++++ Selected text ++++

Obsolescence eats away at people who aren’t ready to move forward. It’s the boogie-man of old men and women who can’t shake the Isms of their youth that were the foundations of their self-image. It’s the boogie-man of middle aged men and women who begin to understand that their age advances rigidly without blinking at their attempts to arrest time.

We can appreciate archaic mechanisms, social mores, and methods without worshiping them like fallen Gods. We can pay homage to the past without fetishizing it.

I used to have a small collection of vintage typewriters. I loved the sound they made while I ticked my thoughts onto paper. I loved the viscerally satisfying way the ink hit the paper. But the truth is, I much prefer to write using a computer because the tedium of trying to correct the typewritten word adds nothing worthy to my craft. In fact, the best thing that’s ever happened to me and writing is the invention of the word processor. I don’t want to go back.

I love to listen to ghosts and I find obsolescence exquisitely beautiful but I don’t miss my vinyl records or typing and retyping papers over and over again. I don’t miss calling people on the actual telephone or being limited to meeting and knowing only people in my immediate community. I don’t miss the obligation to send a bunch of people Christmas cards who never care about me other times of the year and who never give me personal messages in their cards. I don’t see the importance of writing in cursive when writing in print has ALWAYS been easier to read which is why books aren’t printed in cursive. I don’t miss only being able to research subjects with books written at least a year ago or more, or worse yet, reading encyclopedias for information. I mean, back then that’s what we had and so I loved reading them, but if I could have had access to the internet when I was a kid I could have sparked my imagination and learned more facts than I actually did.

I was a real letter writer when I was young. I hand-wrote hundreds of letters and I loved it. But I wasn’t sorry when it became easier and easier to communicate via e-mail and when I could actually type letters because after I had Max I couldn’t write by hand so much without my hand going numb.

It’s a false premise that value can only be found in things that are HARD or TAKE FOREVER TO CREATE. It’s a seriously false premise that anything that comes easily or is obtained easily is less valuable than things obtained through serious lengthy toil. That’s a bunch of biblical bullshit training for you right there. If we were all encouraged less in having “manners” and more in being honest and true to ourselves and others then all communications would be more meaningful. Who the fuck needs a polite card from someone who doesn’t actually respect you but has sent you a card because that’s the polite custom?

++++

Task: Transcribe the essay on obsolescence from "We can appreciate" up to and including "without fetishizing it.".

++++ Stored records ++++

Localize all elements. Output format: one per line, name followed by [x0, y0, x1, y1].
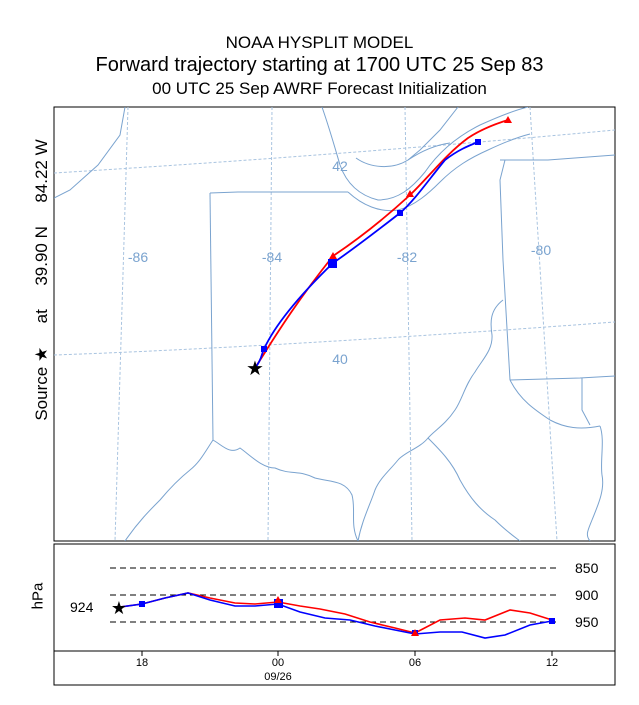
blue-height-marker — [139, 601, 145, 607]
blue-trajectory-marker — [261, 346, 267, 352]
lon-label-86: -86 — [128, 249, 148, 265]
time-labels: 18 00 06 12 09/26 — [136, 657, 558, 683]
ohio-river-west — [124, 439, 214, 541]
lon-line-84 — [267, 107, 273, 541]
ohio-wv-river — [397, 299, 504, 461]
wv-kentucky-border — [357, 459, 399, 541]
forecast-info: 00 UTC 25 Sep AWRF Forecast Initializati… — [152, 79, 487, 98]
blue-trajectory-marker — [397, 210, 403, 216]
chart-subtitle: Forward trajectory starting at 1700 UTC … — [95, 54, 544, 76]
time-axis-frame — [53, 650, 616, 686]
detroit-river — [407, 107, 459, 161]
start-star-icon: ★ — [111, 598, 127, 619]
pressure-label-850: 850 — [575, 560, 599, 576]
time-ticks — [141, 651, 553, 656]
vertical-panel-frame — [53, 543, 616, 652]
blue-trajectory-marker — [328, 259, 337, 268]
pennsylvania-ny-border — [500, 154, 615, 161]
pressure-label-950: 950 — [575, 614, 599, 630]
pressure-labels: 850 900 950 — [575, 560, 599, 630]
red-trajectory-marker — [329, 252, 337, 259]
blue-height-marker — [274, 599, 283, 608]
lon-line-86 — [114, 107, 129, 541]
lake-erie-north-shore — [321, 107, 529, 201]
red-height-profile — [119, 592, 553, 634]
red-trajectory-marker — [504, 116, 512, 123]
lon-label-80: -80 — [531, 242, 551, 258]
ohio-river — [212, 439, 359, 541]
blue-trajectory-marker — [475, 139, 481, 145]
map-layer — [54, 107, 615, 541]
red-height-marker — [274, 596, 282, 603]
map-frame — [53, 106, 616, 542]
red-trajectory-line — [254, 119, 509, 369]
map-labels: -86 -84 -82 -80 42 40 — [128, 158, 551, 367]
pennsylvania-maryland-border — [509, 375, 615, 381]
maryland-panhandle — [509, 379, 601, 429]
lake-michigan-shore — [54, 107, 126, 199]
pressure-label-900: 900 — [575, 587, 599, 603]
time-label-18: 18 — [136, 657, 148, 669]
boundaries — [54, 107, 615, 541]
illinois-indiana-border — [209, 192, 214, 441]
indiana-michigan-border — [209, 191, 300, 194]
chart-title: NOAA HYSPLIT MODEL — [225, 33, 414, 52]
time-label-12: 12 — [546, 657, 558, 669]
lake-erie-western-basin — [355, 142, 451, 167]
lake-erie-south-shore — [347, 133, 531, 212]
lat-label-40: 40 — [332, 351, 348, 367]
start-pressure-value: 924 — [70, 599, 94, 615]
wv-virginia-border — [427, 437, 521, 541]
pressure-axis-label: hPa — [29, 582, 47, 610]
source-star-icon: ★ — [246, 356, 264, 380]
lon-line-82 — [404, 107, 413, 541]
lat-label-42: 42 — [332, 158, 348, 174]
lat-line-42 — [54, 129, 615, 174]
blue-height-profile — [119, 592, 553, 639]
graticule — [54, 107, 615, 541]
date-label: 09/26 — [264, 671, 292, 683]
red-height-marker — [411, 629, 419, 636]
lon-line-80 — [529, 107, 558, 541]
ohio-pennsylvania-border — [499, 159, 511, 381]
lon-label-82: -82 — [397, 249, 417, 265]
maryland-west-border — [581, 378, 591, 426]
pressure-lines — [110, 567, 556, 623]
blue-height-marker — [549, 618, 555, 624]
time-label-06: 06 — [409, 657, 421, 669]
lon-label-84: -84 — [262, 249, 282, 265]
time-label-00: 00 — [272, 657, 284, 669]
virginia-coast-boundary — [586, 425, 604, 541]
red-trajectory-marker — [406, 190, 414, 197]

++++

Output for this task:
We can appreciate archaic mechanisms, social mores, and methods without worshiping them like fallen Gods. We can pay homage to the past without fetishizing it.